# [TASK MATERIAL]
·····

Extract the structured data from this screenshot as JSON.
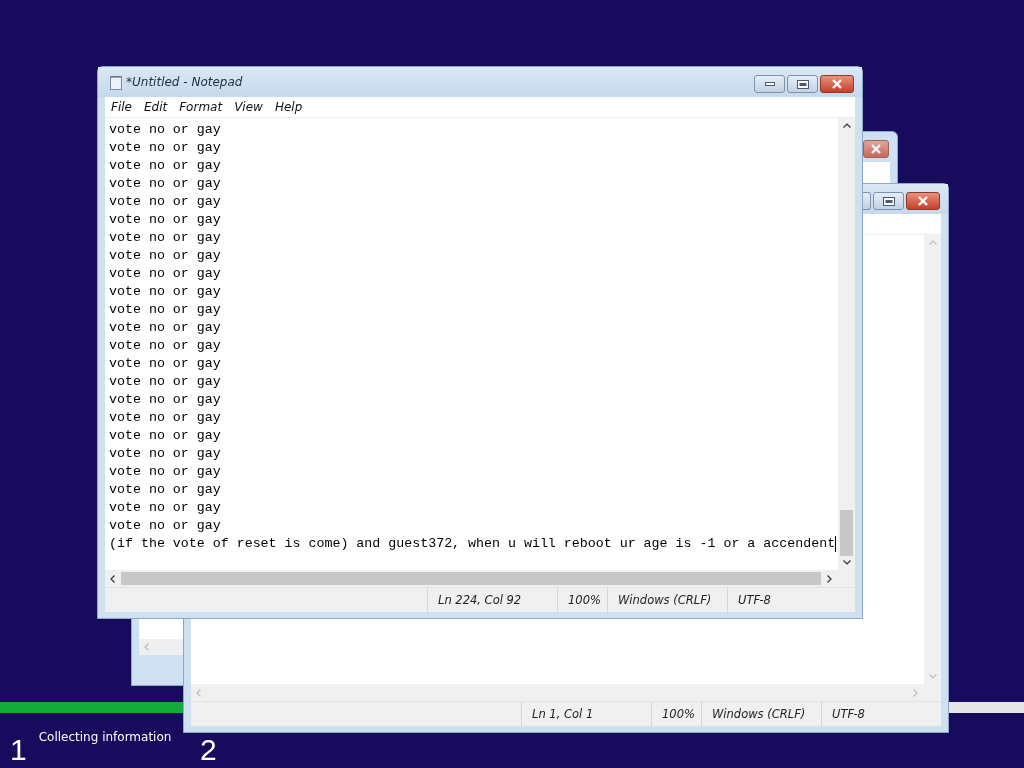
{
  "setup": {
    "steps": [
      {
        "number": "1",
        "label": "Collecting information"
      },
      {
        "number": "2"
      }
    ]
  },
  "back_windows": [
    {
      "kind": "hidden"
    },
    {
      "kind": "notepad",
      "status_bar": [
        "Ln 1, Col 1",
        "100%",
        "Windows (CRLF)",
        "UTF-8"
      ]
    }
  ],
  "notepad": {
    "title": "*Untitled - Notepad",
    "menu": [
      "File",
      "Edit",
      "Format",
      "View",
      "Help"
    ],
    "lines": [
      "vote no or gay",
      "vote no or gay",
      "vote no or gay",
      "vote no or gay",
      "vote no or gay",
      "vote no or gay",
      "vote no or gay",
      "vote no or gay",
      "vote no or gay",
      "vote no or gay",
      "vote no or gay",
      "vote no or gay",
      "vote no or gay",
      "vote no or gay",
      "vote no or gay",
      "vote no or gay",
      "vote no or gay",
      "vote no or gay",
      "vote no or gay",
      "vote no or gay",
      "vote no or gay",
      "vote no or gay",
      "vote no or gay",
      "(if the vote of reset is come) and guest372, when u will reboot ur age is -1 or a accendent"
    ],
    "status_bar": [
      "Ln 224, Col 92",
      "100%",
      "Windows (CRLF)",
      "UTF-8"
    ]
  }
}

·····

# [WHAT YOU NEED TO DO]
Copy the listing over exactly, skipping the pictures it holds.

# [SOLUTION TO THIS EXERCISE]
Extract the structured data from this screenshot as JSON.
{
  "setup": {
    "steps": [
      {
        "number": "1",
        "label": "Collecting information"
      },
      {
        "number": "2"
      }
    ]
  },
  "back_windows": [
    {
      "kind": "hidden"
    },
    {
      "kind": "notepad",
      "status_bar": [
        "Ln 1, Col 1",
        "100%",
        "Windows (CRLF)",
        "UTF-8"
      ]
    }
  ],
  "notepad": {
    "title": "*Untitled - Notepad",
    "menu": [
      "File",
      "Edit",
      "Format",
      "View",
      "Help"
    ],
    "lines": [
      "vote no or gay",
      "vote no or gay",
      "vote no or gay",
      "vote no or gay",
      "vote no or gay",
      "vote no or gay",
      "vote no or gay",
      "vote no or gay",
      "vote no or gay",
      "vote no or gay",
      "vote no or gay",
      "vote no or gay",
      "vote no or gay",
      "vote no or gay",
      "vote no or gay",
      "vote no or gay",
      "vote no or gay",
      "vote no or gay",
      "vote no or gay",
      "vote no or gay",
      "vote no or gay",
      "vote no or gay",
      "vote no or gay",
      "(if the vote of reset is come) and guest372, when u will reboot ur age is -1 or a accendent"
    ],
    "status_bar": [
      "Ln 224, Col 92",
      "100%",
      "Windows (CRLF)",
      "UTF-8"
    ]
  }
}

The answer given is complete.